Wherever the string "Germaniæ" occurs in a line of these records, report that line.

━━ Records shown

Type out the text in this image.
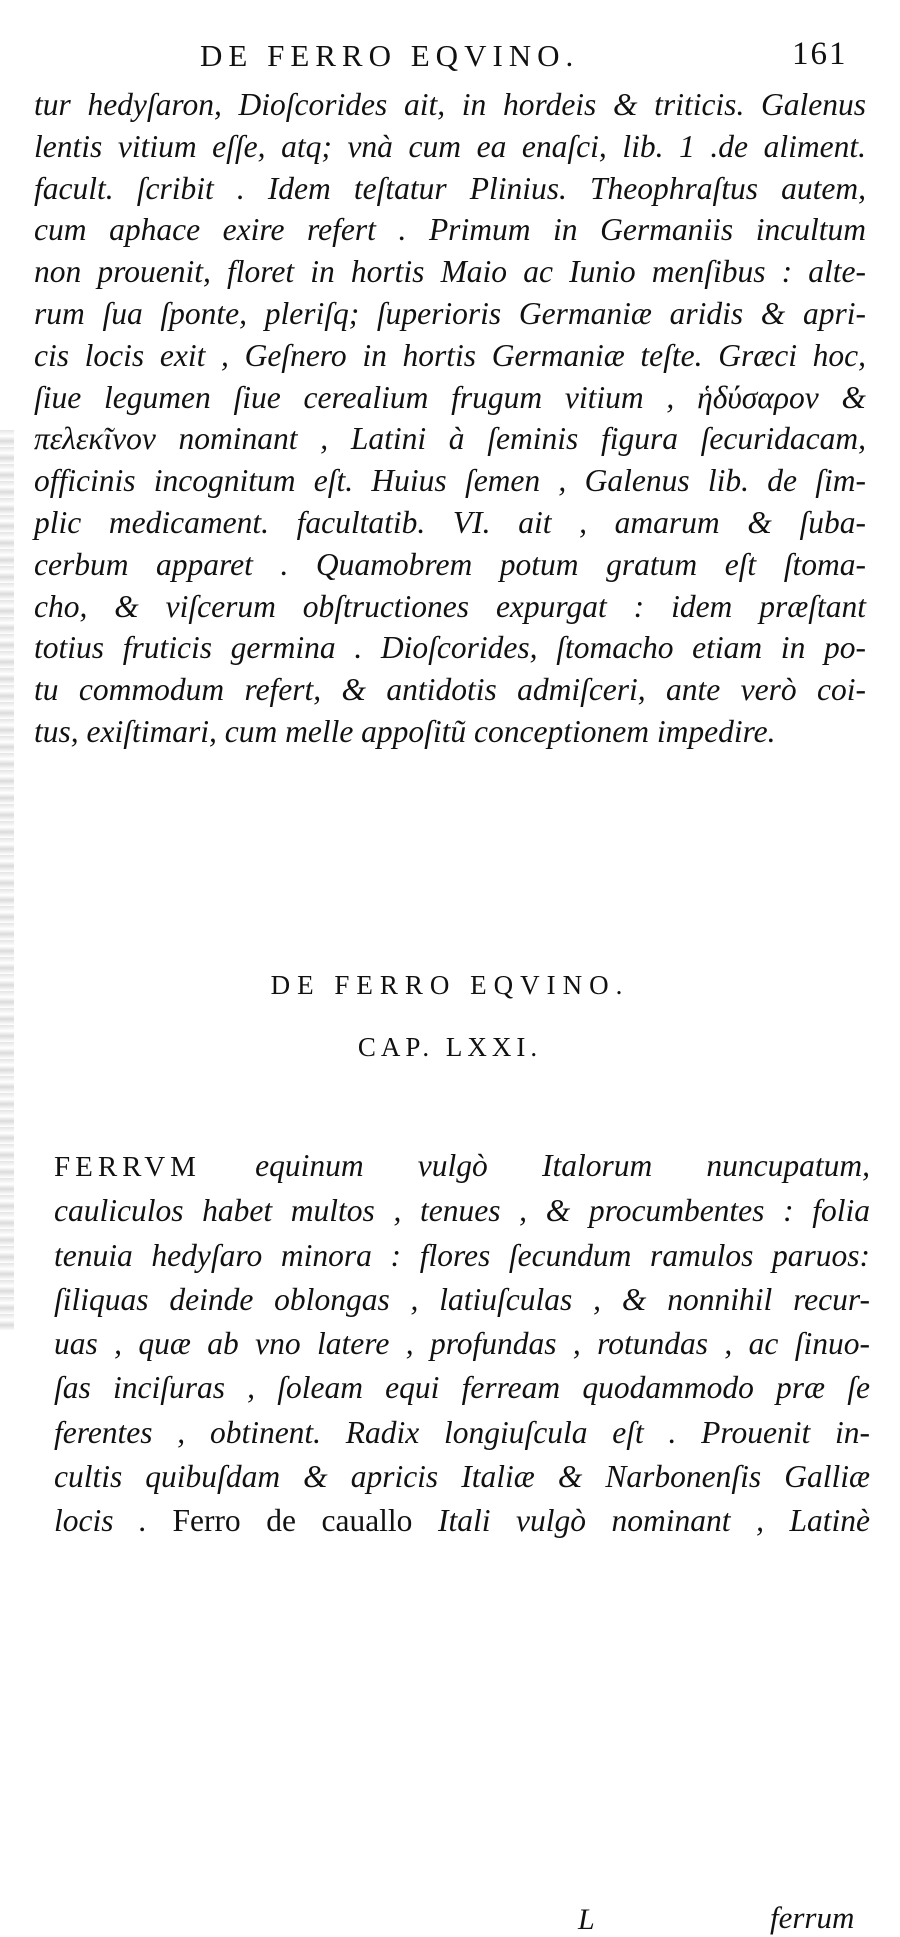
DE FERRO EQVINO.	161
tur hedyſaron, Dioſcorides ait, in hordeis & triticis. Galenus
lentis vitium eſſe, atq; vnà cum ea enaſci, lib. 1 .de aliment.
facult. ſcribit . Idem teſtatur Plinius. Theophraſtus autem,
cum aphace exire refert . Primum in Germaniis incultum
non prouenit, floret in hortis Maio ac Iunio menſibus : alte-
rum ſua ſponte, pleriſq; ſuperioris Germaniæ aridis & apri-
cis locis exit , Geſnero in hortis Germaniæ teſte. Græci hoc,
ſiue legumen ſiue cerealium frugum vitium , ἡδύσαρον &
πελεκῖνον nominant , Latini à ſeminis figura ſecuridacam,
officinis incognitum eſt. Huius ſemen , Galenus lib. de ſim-
plic medicament. facultatib. VI. ait , amarum & ſuba-
cerbum apparet . Quamobrem potum gratum eſt ſtoma-
cho, & viſcerum obſtructiones expurgat : idem præſtant
totius fruticis germina . Dioſcorides, ſtomacho etiam in po-
tu commodum refert, & antidotis admiſceri, ante verò coi-
tus, exiſtimari, cum melle appoſitũ conceptionem impedire.
DE FERRO EQVINO.
CAP. LXXI.
FERRVM equinum vulgò Italorum nuncupatum,
cauliculos habet multos , tenues , & procumbentes : folia
tenuia hedyſaro minora : flores ſecundum ramulos paruos:
ſiliquas deinde oblongas , latiuſculas , & nonnihil recur-
uas , quæ ab vno latere , profundas , rotundas , ac ſinuo-
ſas inciſuras , ſoleam equi ferream quodammodo præ ſe
ferentes , obtinent. Radix longiuſcula eſt . Prouenit in-
cultis quibuſdam & apricis Italiæ & Narbonenſis Galliæ
locis . Ferro de cauallo Itali vulgò nominant , Latinè
L	ferrum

━━━━

## Task answer
rum ſua ſponte, pleriſq; ſuperioris Germaniæ aridis & apri-
cis locis exit , Geſnero in hortis Germaniæ teſte. Græci hoc,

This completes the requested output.